*DIRECTIONS FOR THIS TASK*: Copy each line of the entries beneath that contains the word "psff".

*DATASET*:
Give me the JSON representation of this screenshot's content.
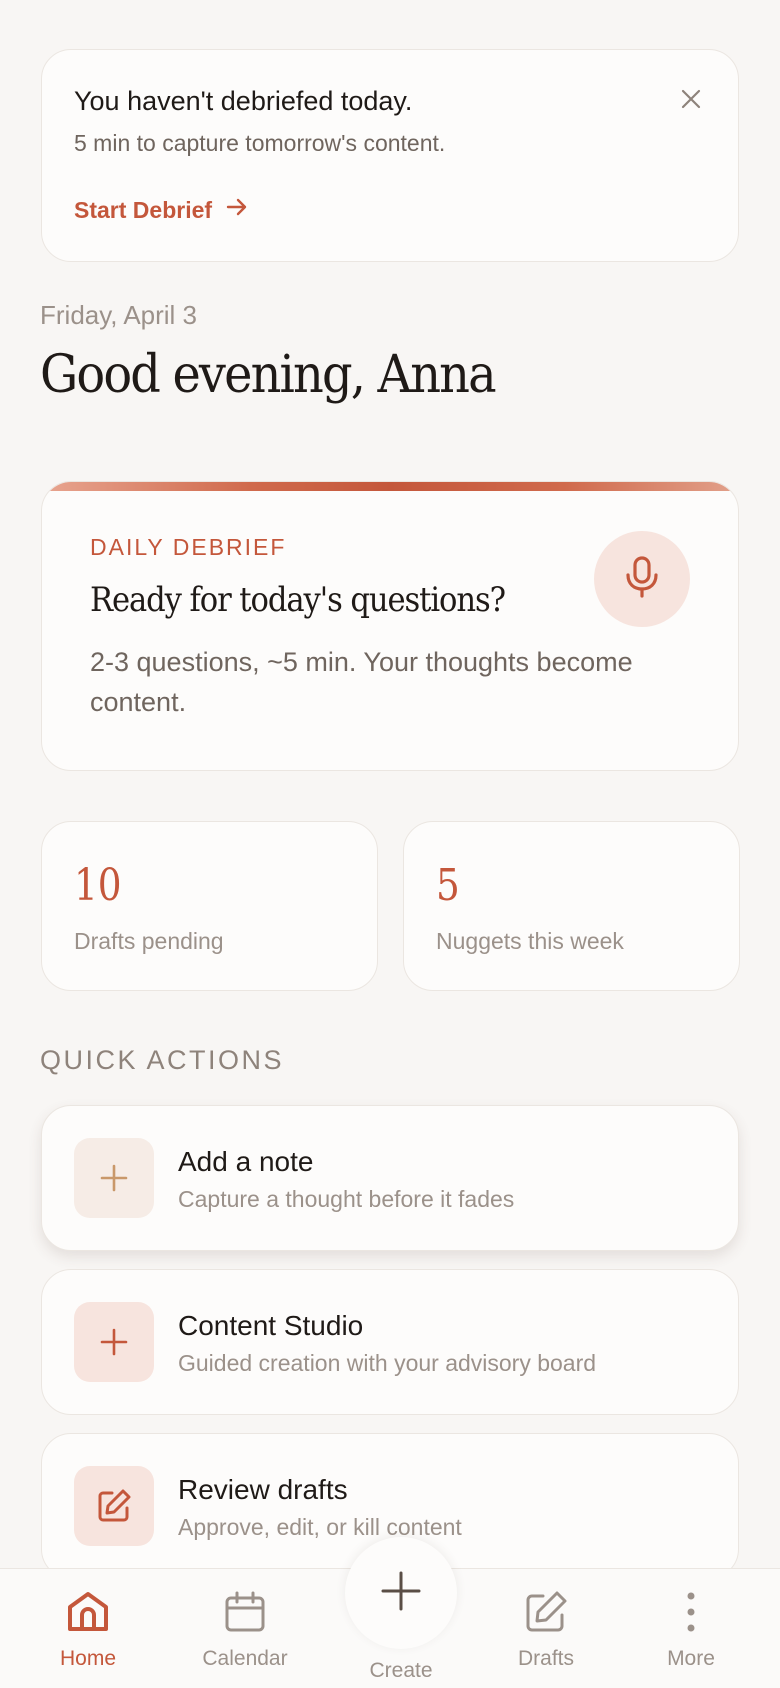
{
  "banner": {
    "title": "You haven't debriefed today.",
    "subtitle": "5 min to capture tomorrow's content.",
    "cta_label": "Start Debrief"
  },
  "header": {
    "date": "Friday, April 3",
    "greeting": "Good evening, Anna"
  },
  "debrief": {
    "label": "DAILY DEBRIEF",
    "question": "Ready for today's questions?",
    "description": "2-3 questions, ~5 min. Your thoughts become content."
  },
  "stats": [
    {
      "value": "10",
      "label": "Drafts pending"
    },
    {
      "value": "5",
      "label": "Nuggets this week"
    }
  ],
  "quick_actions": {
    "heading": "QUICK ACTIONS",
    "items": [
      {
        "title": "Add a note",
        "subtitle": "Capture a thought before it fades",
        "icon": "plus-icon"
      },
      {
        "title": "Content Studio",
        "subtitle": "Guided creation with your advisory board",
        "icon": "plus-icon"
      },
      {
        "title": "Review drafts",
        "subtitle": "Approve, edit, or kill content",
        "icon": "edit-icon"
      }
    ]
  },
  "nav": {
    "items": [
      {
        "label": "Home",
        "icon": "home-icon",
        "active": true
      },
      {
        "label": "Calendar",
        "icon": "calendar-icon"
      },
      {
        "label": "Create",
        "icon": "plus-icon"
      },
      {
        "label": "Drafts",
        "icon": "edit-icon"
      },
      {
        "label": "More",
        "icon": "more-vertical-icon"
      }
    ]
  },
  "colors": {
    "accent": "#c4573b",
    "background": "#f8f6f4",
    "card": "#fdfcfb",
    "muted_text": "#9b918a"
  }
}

--

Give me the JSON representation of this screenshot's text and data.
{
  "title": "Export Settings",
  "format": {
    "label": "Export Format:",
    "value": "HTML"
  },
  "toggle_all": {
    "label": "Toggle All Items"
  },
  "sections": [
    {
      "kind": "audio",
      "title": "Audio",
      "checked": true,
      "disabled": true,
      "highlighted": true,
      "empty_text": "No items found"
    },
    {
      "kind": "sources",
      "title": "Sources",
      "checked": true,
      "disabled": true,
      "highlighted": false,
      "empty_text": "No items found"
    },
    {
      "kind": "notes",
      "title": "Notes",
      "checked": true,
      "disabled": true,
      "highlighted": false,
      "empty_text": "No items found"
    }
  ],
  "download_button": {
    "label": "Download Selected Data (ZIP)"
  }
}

--

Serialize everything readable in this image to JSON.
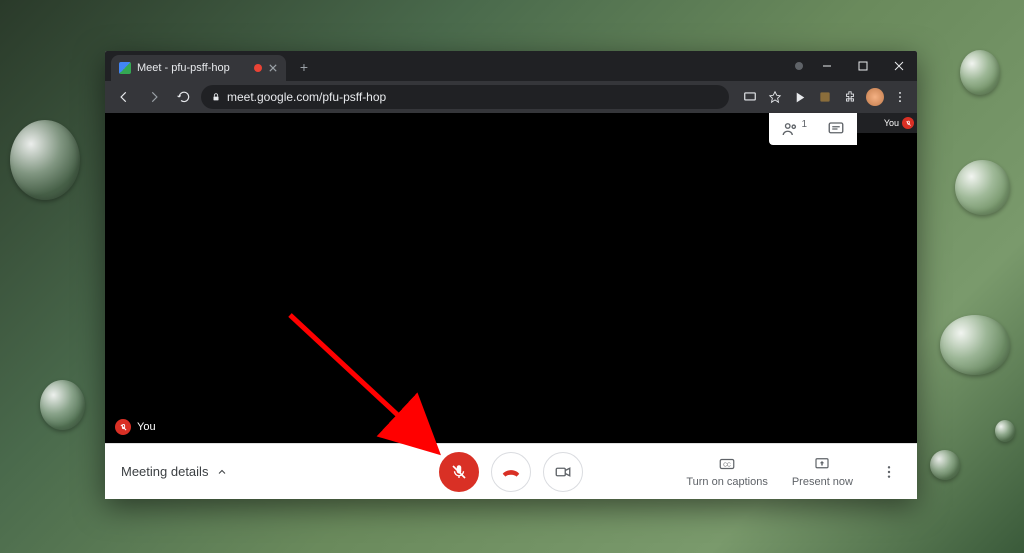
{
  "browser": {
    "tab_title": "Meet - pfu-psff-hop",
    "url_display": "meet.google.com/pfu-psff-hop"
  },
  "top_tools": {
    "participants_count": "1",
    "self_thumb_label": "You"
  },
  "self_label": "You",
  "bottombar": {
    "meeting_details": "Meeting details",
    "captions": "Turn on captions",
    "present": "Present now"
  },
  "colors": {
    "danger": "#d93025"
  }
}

*FINISHED EXERCISE*:
    "tab_title": "Meet - pfu-psff-hop",
    "url_display": "meet.google.com/pfu-psff-hop"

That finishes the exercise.